WORK TO COMPLETE -
All lines in which the word "source" occurs are to be extracted.

Extracts from a graphics dataset -
┄┄┄┄┄┄┄┄┄┄

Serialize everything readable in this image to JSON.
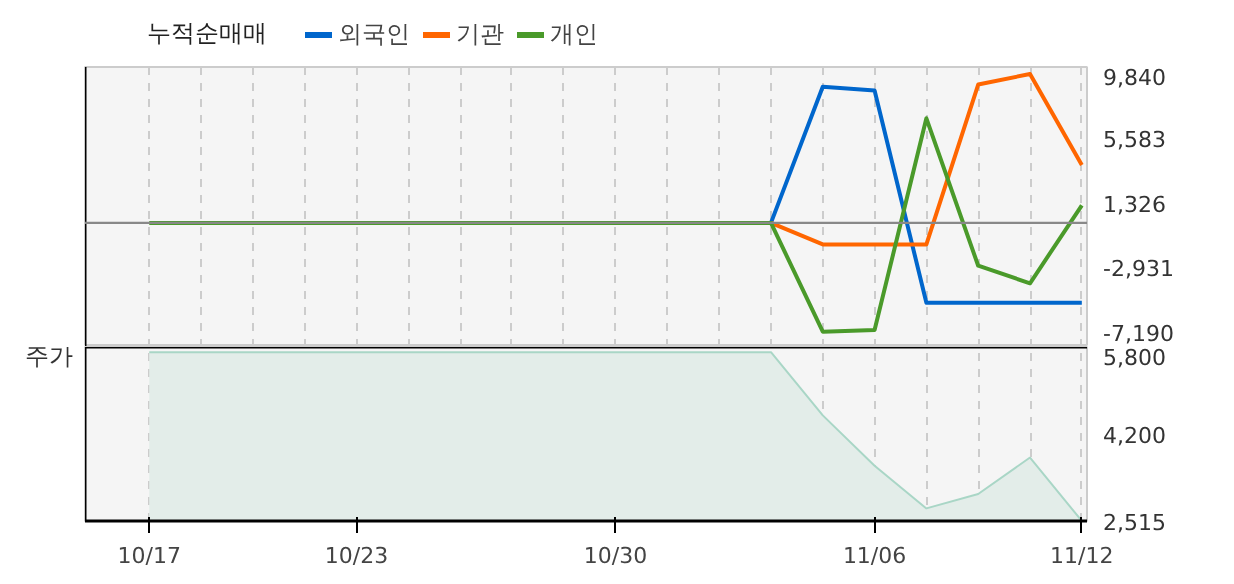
{
  "chart_data": [
    {
      "type": "line",
      "title": "누적순매매",
      "categories": [
        null,
        null,
        null,
        null,
        null,
        null,
        null,
        null,
        null,
        null,
        null,
        null,
        null,
        null,
        null,
        null,
        null,
        null,
        null
      ],
      "series": [
        {
          "name": "외국인",
          "color": "#0066cc",
          "values": [
            null,
            null,
            null,
            null,
            null,
            null,
            null,
            null,
            null,
            null,
            null,
            null,
            0,
            9000,
            8750,
            -5280,
            -5280,
            -5280,
            -5280
          ]
        },
        {
          "name": "기관",
          "color": "#ff6600",
          "values": [
            null,
            null,
            null,
            null,
            null,
            null,
            null,
            null,
            null,
            null,
            null,
            null,
            0,
            -1420,
            -1420,
            -1420,
            9140,
            9840,
            3820
          ]
        },
        {
          "name": "개인",
          "color": "#4a9a2a",
          "values": [
            0,
            0,
            0,
            0,
            0,
            0,
            0,
            0,
            0,
            0,
            0,
            0,
            0,
            -7190,
            -7080,
            6910,
            -2830,
            -3990,
            1160
          ]
        }
      ],
      "ylim": [
        -8200,
        10300
      ],
      "yticks": [
        {
          "value": 9840,
          "label": "9,840"
        },
        {
          "value": 5583,
          "label": "5,583"
        },
        {
          "value": 1326,
          "label": "1,326"
        },
        {
          "value": -2931,
          "label": "-2,931"
        },
        {
          "value": -7190,
          "label": "-7,190"
        }
      ],
      "ref_lines": [
        {
          "axis": "y",
          "value": 0,
          "color": "#888888"
        }
      ],
      "grid": "x",
      "legend": "top",
      "tick_labels": "y"
    },
    {
      "type": "area",
      "ylabel": "주가",
      "categories": [
        "10/17",
        null,
        null,
        null,
        "10/23",
        null,
        null,
        null,
        null,
        "10/30",
        null,
        null,
        null,
        null,
        "11/06",
        null,
        null,
        null,
        "11/12"
      ],
      "series": [
        {
          "color": "#a9d6c6",
          "values": [
            5800,
            5800,
            5800,
            5800,
            5800,
            5800,
            5800,
            5800,
            5800,
            5800,
            5800,
            5800,
            5800,
            4570,
            3590,
            2760,
            3040,
            3750,
            2515
          ]
        }
      ],
      "ylim": [
        2515,
        5900
      ],
      "yticks": [
        {
          "value": 5800,
          "label": "5,800"
        },
        {
          "value": 4200,
          "label": "4,200"
        },
        {
          "value": 2515,
          "label": "2,515"
        }
      ],
      "grid": "x"
    }
  ]
}
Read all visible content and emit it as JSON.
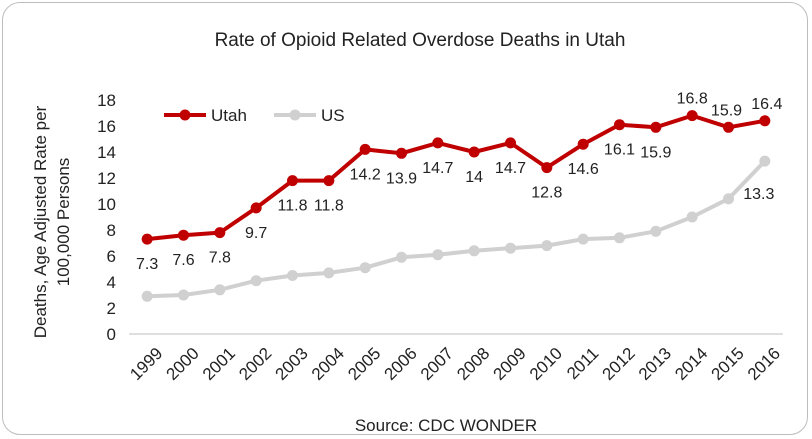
{
  "chart_data": {
    "type": "line",
    "title": "Rate of Opioid Related Overdose Deaths in Utah",
    "ylabel_line1": "Deaths, Age Adjusted Rate per",
    "ylabel_line2": "100,000 Persons",
    "source": "Source: CDC WONDER",
    "ylim": [
      0,
      18
    ],
    "yticks": [
      "0",
      "2",
      "4",
      "6",
      "8",
      "10",
      "12",
      "14",
      "16",
      "18"
    ],
    "categories": [
      "1999",
      "2000",
      "2001",
      "2002",
      "2003",
      "2004",
      "2005",
      "2006",
      "2007",
      "2008",
      "2009",
      "2010",
      "2011",
      "2012",
      "2013",
      "2014",
      "2015",
      "2016"
    ],
    "legend_position": "top-left",
    "grid": false,
    "series": [
      {
        "name": "Utah",
        "color": "#c00000",
        "values": [
          7.3,
          7.6,
          7.8,
          9.7,
          11.8,
          11.8,
          14.2,
          13.9,
          14.7,
          14,
          14.7,
          12.8,
          14.6,
          16.1,
          15.9,
          16.8,
          15.9,
          16.4
        ],
        "labels": [
          "7.3",
          "7.6",
          "7.8",
          "9.7",
          "11.8",
          "11.8",
          "14.2",
          "13.9",
          "14.7",
          "14",
          "14.7",
          "12.8",
          "14.6",
          "16.1",
          "15.9",
          "16.8",
          "15.9",
          "16.4"
        ]
      },
      {
        "name": "US",
        "color": "#d0d0d0",
        "values": [
          2.9,
          3.0,
          3.4,
          4.1,
          4.5,
          4.7,
          5.1,
          5.9,
          6.1,
          6.4,
          6.6,
          6.8,
          7.3,
          7.4,
          7.9,
          9.0,
          10.4,
          13.3
        ],
        "labels": [
          "",
          "",
          "",
          "",
          "",
          "",
          "",
          "",
          "",
          "",
          "",
          "",
          "",
          "",
          "",
          "",
          "",
          "13.3"
        ]
      }
    ]
  }
}
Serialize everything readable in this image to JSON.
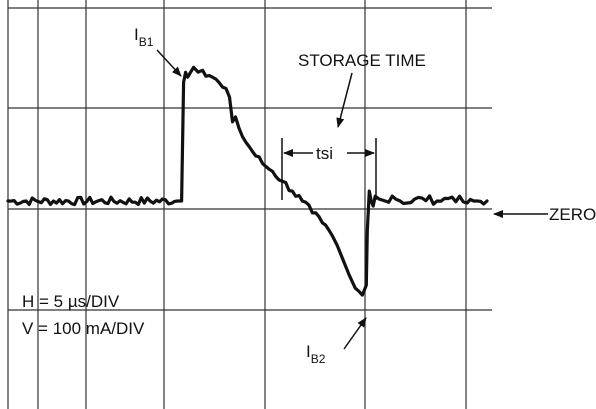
{
  "chart_data": {
    "type": "line",
    "title": "",
    "xlabel": "",
    "ylabel": "",
    "x_unit": "µs",
    "y_unit": "mA",
    "xlim": [
      0,
      48.5
    ],
    "ylim": [
      -210,
      203
    ],
    "grid": true,
    "legend": "none",
    "series": [
      {
        "name": "",
        "x": [
          0,
          17.0,
          17.4,
          17.6,
          17.8,
          18.0,
          18.6,
          19.5,
          20.5,
          21.5,
          22.2,
          22.5,
          22.8,
          23.5,
          24.5,
          25.5,
          26.5,
          27.5,
          28.5,
          29.5,
          30.5,
          31.5,
          32.5,
          33.0,
          33.6,
          34.2,
          34.8,
          35.5,
          35.9,
          36.0,
          36.2,
          36.4,
          36.6,
          36.8,
          37.2,
          37.8,
          38.5,
          40.0,
          41.5,
          43.0,
          44.5,
          46.0,
          47.0,
          48.0
        ],
        "y": [
          0,
          0,
          0,
          120,
          130,
          125,
          135,
          132,
          125,
          115,
          105,
          80,
          85,
          65,
          50,
          38,
          30,
          20,
          10,
          0,
          -12,
          -22,
          -35,
          -45,
          -60,
          -75,
          -88,
          -95,
          -85,
          -30,
          10,
          0,
          -5,
          5,
          2,
          0,
          5,
          -2,
          3,
          0,
          4,
          -2,
          0,
          0
        ]
      }
    ],
    "annotations": {
      "ib1": {
        "main": "I",
        "sub": "B1"
      },
      "ib2": {
        "main": "I",
        "sub": "B2"
      },
      "storage_time": "STORAGE TIME",
      "tsi": "tsi",
      "zero": "ZERO",
      "h_scale": "H = 5 µs/DIV",
      "v_scale": "V = 100 mA/DIV"
    }
  }
}
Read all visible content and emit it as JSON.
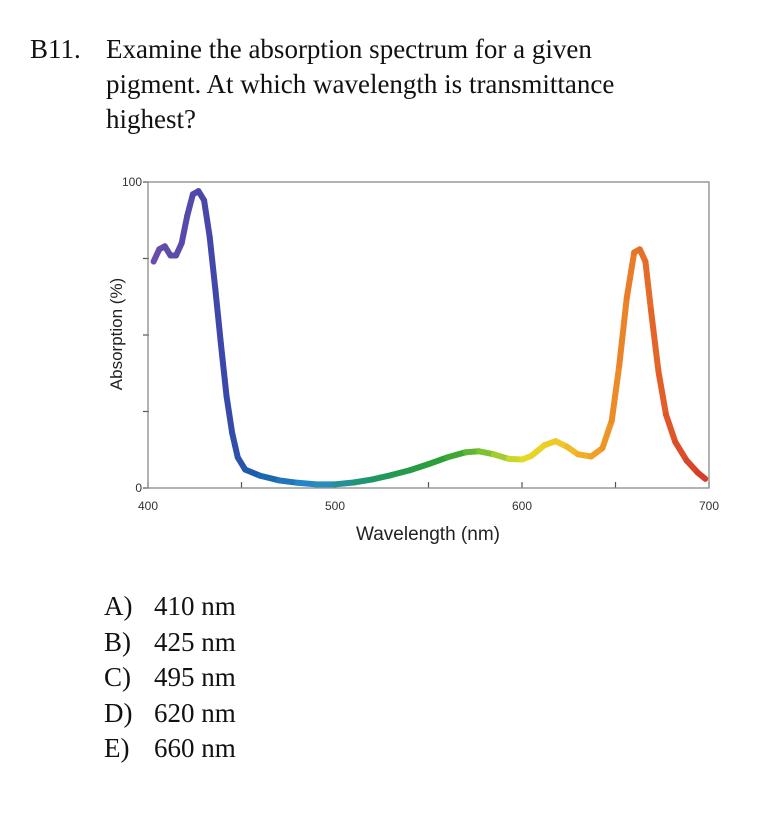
{
  "question": {
    "number": "B11.",
    "lines": [
      "Examine the absorption spectrum for a given",
      "pigment.  At which wavelength is transmittance",
      "highest?"
    ]
  },
  "choices": [
    {
      "letter": "A)",
      "text": "410 nm"
    },
    {
      "letter": "B)",
      "text": "425 nm"
    },
    {
      "letter": "C)",
      "text": "495 nm"
    },
    {
      "letter": "D)",
      "text": "620 nm"
    },
    {
      "letter": "E)",
      "text": "660 nm"
    }
  ],
  "chart_data": {
    "type": "line",
    "title": "",
    "xlabel": "Wavelength (nm)",
    "ylabel": "Absorption (%)",
    "xlim": [
      400,
      700
    ],
    "ylim": [
      0,
      100
    ],
    "x_tick_labels": [
      "400",
      "500",
      "600",
      "700"
    ],
    "y_tick_labels": [
      "0",
      "100"
    ],
    "grid": false,
    "series": [
      {
        "colors": "spectral (violet to red)",
        "points": [
          [
            403,
            74
          ],
          [
            406,
            78
          ],
          [
            409,
            79
          ],
          [
            412,
            76
          ],
          [
            415,
            76
          ],
          [
            418,
            80
          ],
          [
            421,
            89
          ],
          [
            424,
            96
          ],
          [
            427,
            97
          ],
          [
            430,
            94
          ],
          [
            433,
            82
          ],
          [
            436,
            65
          ],
          [
            439,
            47
          ],
          [
            442,
            30
          ],
          [
            445,
            18
          ],
          [
            448,
            10
          ],
          [
            452,
            6
          ],
          [
            460,
            4
          ],
          [
            470,
            2.5
          ],
          [
            480,
            1.7
          ],
          [
            490,
            1.2
          ],
          [
            500,
            1.2
          ],
          [
            510,
            1.8
          ],
          [
            520,
            2.8
          ],
          [
            530,
            4.2
          ],
          [
            540,
            5.8
          ],
          [
            550,
            7.8
          ],
          [
            560,
            10
          ],
          [
            570,
            11.7
          ],
          [
            577,
            12
          ],
          [
            585,
            11
          ],
          [
            593,
            9.5
          ],
          [
            600,
            9.3
          ],
          [
            605,
            10.5
          ],
          [
            612,
            14
          ],
          [
            618,
            15.3
          ],
          [
            624,
            13.5
          ],
          [
            630,
            11
          ],
          [
            637,
            10.3
          ],
          [
            643,
            13
          ],
          [
            648,
            22
          ],
          [
            652,
            40
          ],
          [
            656,
            62
          ],
          [
            660,
            77
          ],
          [
            663,
            78
          ],
          [
            666,
            74
          ],
          [
            669,
            58
          ],
          [
            673,
            38
          ],
          [
            677,
            24
          ],
          [
            682,
            15
          ],
          [
            688,
            9
          ],
          [
            694,
            5
          ],
          [
            698,
            3
          ]
        ]
      }
    ]
  }
}
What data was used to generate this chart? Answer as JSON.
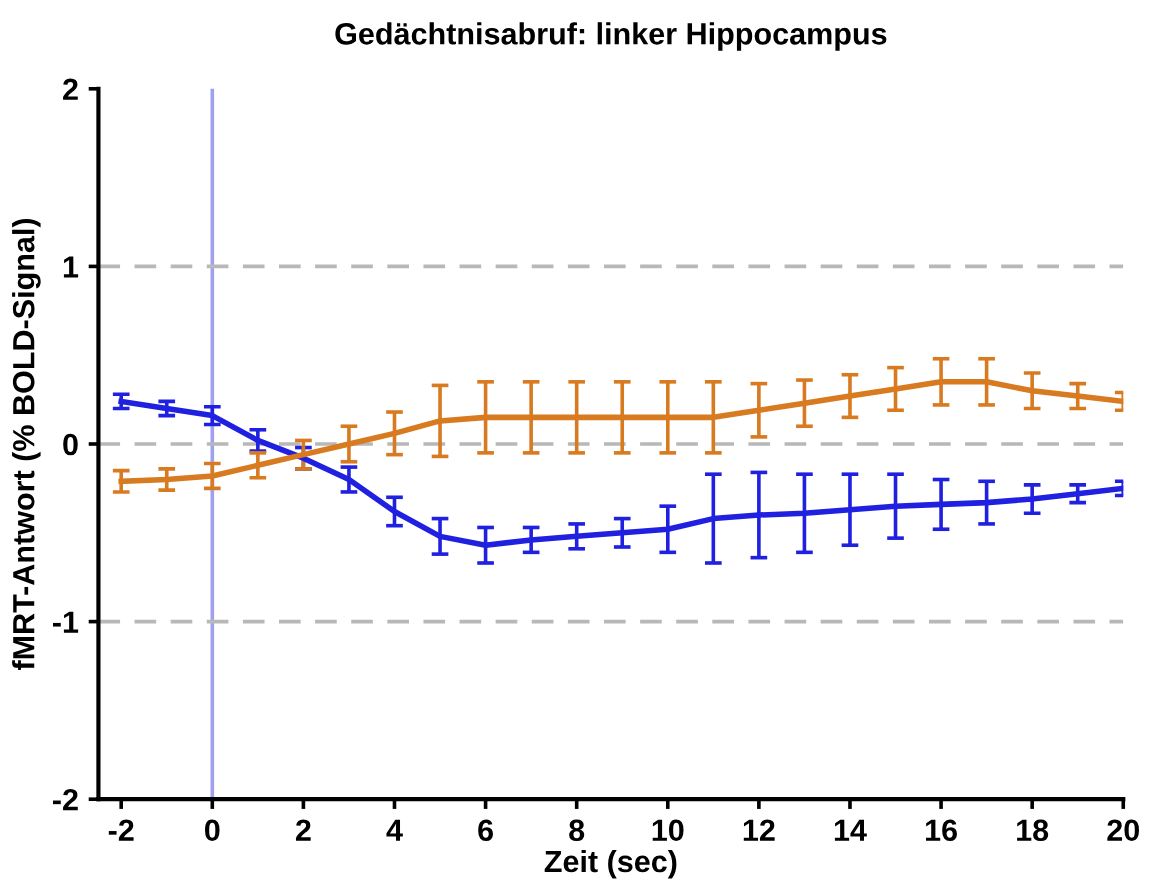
{
  "chart_data": {
    "type": "line",
    "title": "Gedächtnisabruf: linker Hippocampus",
    "xlabel": "Zeit (sec)",
    "ylabel": "fMRT-Antwort (% BOLD-Signal)",
    "x": [
      -2,
      -1,
      0,
      1,
      2,
      3,
      4,
      5,
      6,
      7,
      8,
      9,
      10,
      11,
      12,
      13,
      14,
      15,
      16,
      17,
      18,
      19,
      20
    ],
    "series": [
      {
        "color": "#2020e0",
        "values": [
          0.24,
          0.2,
          0.16,
          0.02,
          -0.08,
          -0.2,
          -0.38,
          -0.52,
          -0.57,
          -0.54,
          -0.52,
          -0.5,
          -0.48,
          -0.42,
          -0.4,
          -0.39,
          -0.37,
          -0.35,
          -0.34,
          -0.33,
          -0.31,
          -0.28,
          -0.25
        ],
        "errors": [
          0.04,
          0.04,
          0.05,
          0.06,
          0.06,
          0.07,
          0.08,
          0.1,
          0.1,
          0.07,
          0.07,
          0.08,
          0.13,
          0.25,
          0.24,
          0.22,
          0.2,
          0.18,
          0.14,
          0.12,
          0.08,
          0.05,
          0.04
        ]
      },
      {
        "color": "#d87a20",
        "values": [
          -0.21,
          -0.2,
          -0.18,
          -0.12,
          -0.06,
          0.0,
          0.06,
          0.13,
          0.15,
          0.15,
          0.15,
          0.15,
          0.15,
          0.15,
          0.19,
          0.23,
          0.27,
          0.31,
          0.35,
          0.35,
          0.3,
          0.27,
          0.24
        ],
        "errors": [
          0.06,
          0.06,
          0.07,
          0.07,
          0.08,
          0.1,
          0.12,
          0.2,
          0.2,
          0.2,
          0.2,
          0.2,
          0.2,
          0.2,
          0.15,
          0.13,
          0.12,
          0.12,
          0.13,
          0.13,
          0.1,
          0.07,
          0.05
        ]
      }
    ],
    "xlim": [
      -2.5,
      20
    ],
    "ylim": [
      -2,
      2
    ],
    "xticks": [
      -2,
      0,
      2,
      4,
      6,
      8,
      10,
      12,
      14,
      16,
      18,
      20
    ],
    "yticks": [
      -2,
      -1,
      0,
      1,
      2
    ],
    "ref_lines": [
      {
        "axis": "x",
        "value": 0,
        "color": "#a0a0f0",
        "line_style": "solid"
      },
      {
        "axis": "y",
        "value": 1,
        "color": "#b8b8b8",
        "line_style": "dashed"
      },
      {
        "axis": "y",
        "value": 0,
        "color": "#b8b8b8",
        "line_style": "dashed"
      },
      {
        "axis": "y",
        "value": -1,
        "color": "#b8b8b8",
        "line_style": "dashed"
      }
    ],
    "grid": false,
    "marker": "none",
    "line_style": "solid"
  }
}
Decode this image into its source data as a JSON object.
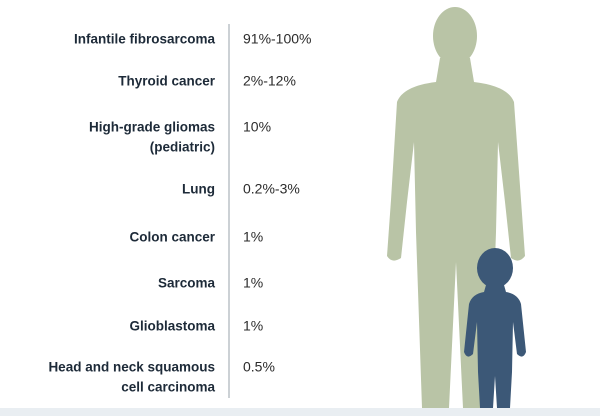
{
  "rows": [
    {
      "label": [
        "Infantile fibrosarcoma"
      ],
      "value": "91%-100%"
    },
    {
      "label": [
        "Thyroid cancer"
      ],
      "value": "2%-12%"
    },
    {
      "label": [
        "High-grade gliomas",
        "(pediatric)"
      ],
      "value": "10%"
    },
    {
      "label": [
        "Lung"
      ],
      "value": "0.2%-3%"
    },
    {
      "label": [
        "Colon cancer"
      ],
      "value": "1%"
    },
    {
      "label": [
        "Sarcoma"
      ],
      "value": "1%"
    },
    {
      "label": [
        "Glioblastoma"
      ],
      "value": "1%"
    },
    {
      "label": [
        "Head and neck squamous",
        "cell carcinoma"
      ],
      "value": "0.5%"
    }
  ]
}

┄┄┄┄┄┄┄┄┄┄

RIGHT ANSWER -
    "source": "Source: CDC WONDER",
Decode this image into its source data as a JSON object.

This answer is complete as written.